Can you transcribe the data exactly? Leave the pictures out.

* Entries supplied
_ _ _ _
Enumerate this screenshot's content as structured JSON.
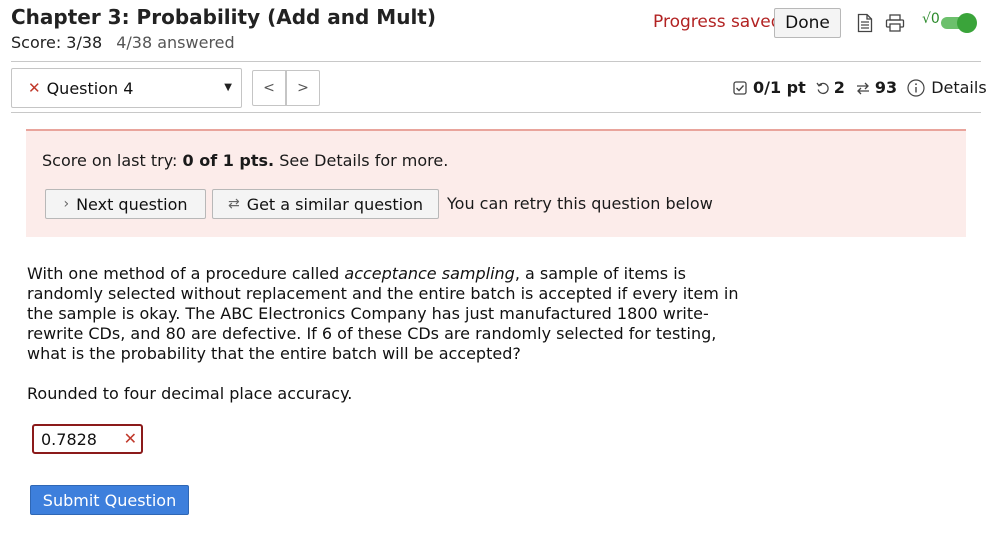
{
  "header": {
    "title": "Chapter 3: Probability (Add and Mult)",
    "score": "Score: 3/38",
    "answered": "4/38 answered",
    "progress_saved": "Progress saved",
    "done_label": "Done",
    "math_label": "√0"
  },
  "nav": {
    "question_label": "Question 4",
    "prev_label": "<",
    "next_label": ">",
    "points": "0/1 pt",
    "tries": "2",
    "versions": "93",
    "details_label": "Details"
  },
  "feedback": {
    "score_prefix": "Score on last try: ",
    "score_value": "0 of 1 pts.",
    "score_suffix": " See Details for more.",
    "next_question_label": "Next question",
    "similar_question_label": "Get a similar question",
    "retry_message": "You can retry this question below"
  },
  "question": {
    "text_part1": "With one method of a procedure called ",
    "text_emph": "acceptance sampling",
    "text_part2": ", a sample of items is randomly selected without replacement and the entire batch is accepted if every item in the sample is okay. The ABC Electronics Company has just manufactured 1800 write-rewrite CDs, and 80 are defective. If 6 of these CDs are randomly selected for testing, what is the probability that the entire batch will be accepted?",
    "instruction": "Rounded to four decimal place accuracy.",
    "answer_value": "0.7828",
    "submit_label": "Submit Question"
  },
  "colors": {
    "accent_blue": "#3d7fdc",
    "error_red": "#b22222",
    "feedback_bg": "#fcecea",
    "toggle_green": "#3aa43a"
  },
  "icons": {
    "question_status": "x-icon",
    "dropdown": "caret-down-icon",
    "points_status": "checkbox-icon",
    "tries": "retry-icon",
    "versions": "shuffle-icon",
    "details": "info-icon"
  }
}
_ _ _ _
* Task output
Enumerate this screenshot's content as structured JSON.
{
  "header": {
    "title": "Chapter 3: Probability (Add and Mult)",
    "score": "Score: 3/38",
    "answered": "4/38 answered",
    "progress_saved": "Progress saved",
    "done_label": "Done",
    "math_label": "√0"
  },
  "nav": {
    "question_label": "Question 4",
    "prev_label": "<",
    "next_label": ">",
    "points": "0/1 pt",
    "tries": "2",
    "versions": "93",
    "details_label": "Details"
  },
  "feedback": {
    "score_prefix": "Score on last try: ",
    "score_value": "0 of 1 pts.",
    "score_suffix": " See Details for more.",
    "next_question_label": "Next question",
    "similar_question_label": "Get a similar question",
    "retry_message": "You can retry this question below"
  },
  "question": {
    "text_part1": "With one method of a procedure called ",
    "text_emph": "acceptance sampling",
    "text_part2": ", a sample of items is randomly selected without replacement and the entire batch is accepted if every item in the sample is okay. The ABC Electronics Company has just manufactured 1800 write-rewrite CDs, and 80 are defective. If 6 of these CDs are randomly selected for testing, what is the probability that the entire batch will be accepted?",
    "instruction": "Rounded to four decimal place accuracy.",
    "answer_value": "0.7828",
    "submit_label": "Submit Question"
  },
  "colors": {
    "accent_blue": "#3d7fdc",
    "error_red": "#b22222",
    "feedback_bg": "#fcecea",
    "toggle_green": "#3aa43a"
  },
  "icons": {
    "question_status": "x-icon",
    "dropdown": "caret-down-icon",
    "points_status": "checkbox-icon",
    "tries": "retry-icon",
    "versions": "shuffle-icon",
    "details": "info-icon"
  }
}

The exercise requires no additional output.